GIVEN TASK
Which lines below hold the word "Analytics"? Copy all of them.

>> begin GIVEN DATA

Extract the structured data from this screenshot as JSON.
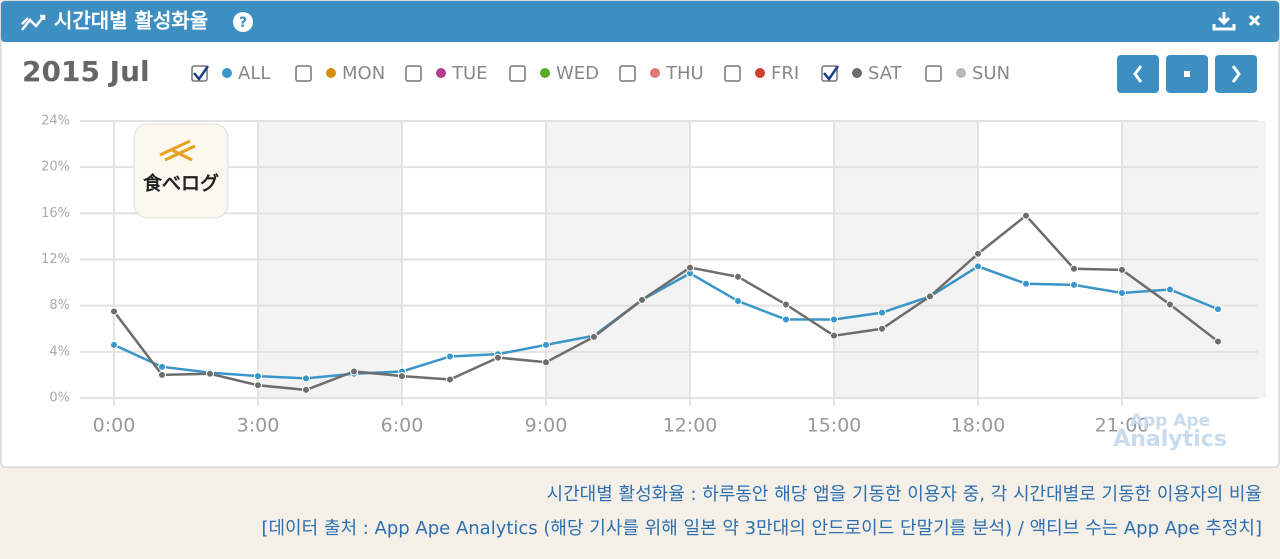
{
  "header": {
    "title": "시간대별 활성화율"
  },
  "chart_data": {
    "type": "line",
    "period": "2015 Jul",
    "categories": [
      "0:00",
      null,
      null,
      "3:00",
      null,
      null,
      "6:00",
      null,
      null,
      "9:00",
      null,
      null,
      "12:00",
      null,
      null,
      "15:00",
      null,
      null,
      "18:00",
      null,
      null,
      "21:00",
      null,
      null
    ],
    "ylim": [
      0,
      24
    ],
    "yticks": [
      {
        "value": 0,
        "label": "0%"
      },
      {
        "value": 4,
        "label": "4%"
      },
      {
        "value": 8,
        "label": "8%"
      },
      {
        "value": 12,
        "label": "12%"
      },
      {
        "value": 16,
        "label": "16%"
      },
      {
        "value": 20,
        "label": "20%"
      },
      {
        "value": 24,
        "label": "24%"
      }
    ],
    "grid": true,
    "series": [
      {
        "name": "ALL",
        "color": "#3a95c8",
        "checked": true,
        "values": [
          4.6,
          2.7,
          2.2,
          1.9,
          1.7,
          2.1,
          2.3,
          3.6,
          3.8,
          4.6,
          5.4,
          8.5,
          10.8,
          8.4,
          6.8,
          6.8,
          7.4,
          8.8,
          11.4,
          9.9,
          9.8,
          9.1,
          9.4,
          7.7
        ]
      },
      {
        "name": "MON",
        "color": "#d4900e",
        "checked": false
      },
      {
        "name": "TUE",
        "color": "#b53c8a",
        "checked": false
      },
      {
        "name": "WED",
        "color": "#5aaa2a",
        "checked": false
      },
      {
        "name": "THU",
        "color": "#e07878",
        "checked": false
      },
      {
        "name": "FRI",
        "color": "#d04030",
        "checked": false
      },
      {
        "name": "SAT",
        "color": "#6d6d6d",
        "checked": true,
        "values": [
          7.5,
          2.0,
          2.1,
          1.1,
          0.7,
          2.3,
          1.9,
          1.6,
          3.5,
          3.1,
          5.3,
          8.5,
          11.3,
          10.5,
          8.1,
          5.4,
          6.0,
          8.8,
          12.5,
          15.8,
          11.2,
          11.1,
          8.1,
          4.9
        ]
      },
      {
        "name": "SUN",
        "color": "#b8b8b8",
        "checked": false
      }
    ],
    "app_icon_label": "食べログ",
    "watermark": [
      "App Ape",
      "Analytics"
    ]
  },
  "caption": [
    "시간대별 활성화율 : 하루동안 해당 앱을 기동한 이용자 중, 각 시간대별로 기동한 이용자의 비율",
    "[데이터 출처 : App Ape Analytics (해당 기사를 위해 일본 약 3만대의 안드로이드 단말기를 분석) / 액티브 수는 App Ape 추정치]"
  ]
}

>> end GIVEN DATA

OUTPUT OF THE TASK
      "Analytics"
    "[데이터 출처 : App Ape Analytics (해당 기사를 위해 일본 약 3만대의 안드로이드 단말기를 분석) / 액티브 수는 App Ape 추정치]"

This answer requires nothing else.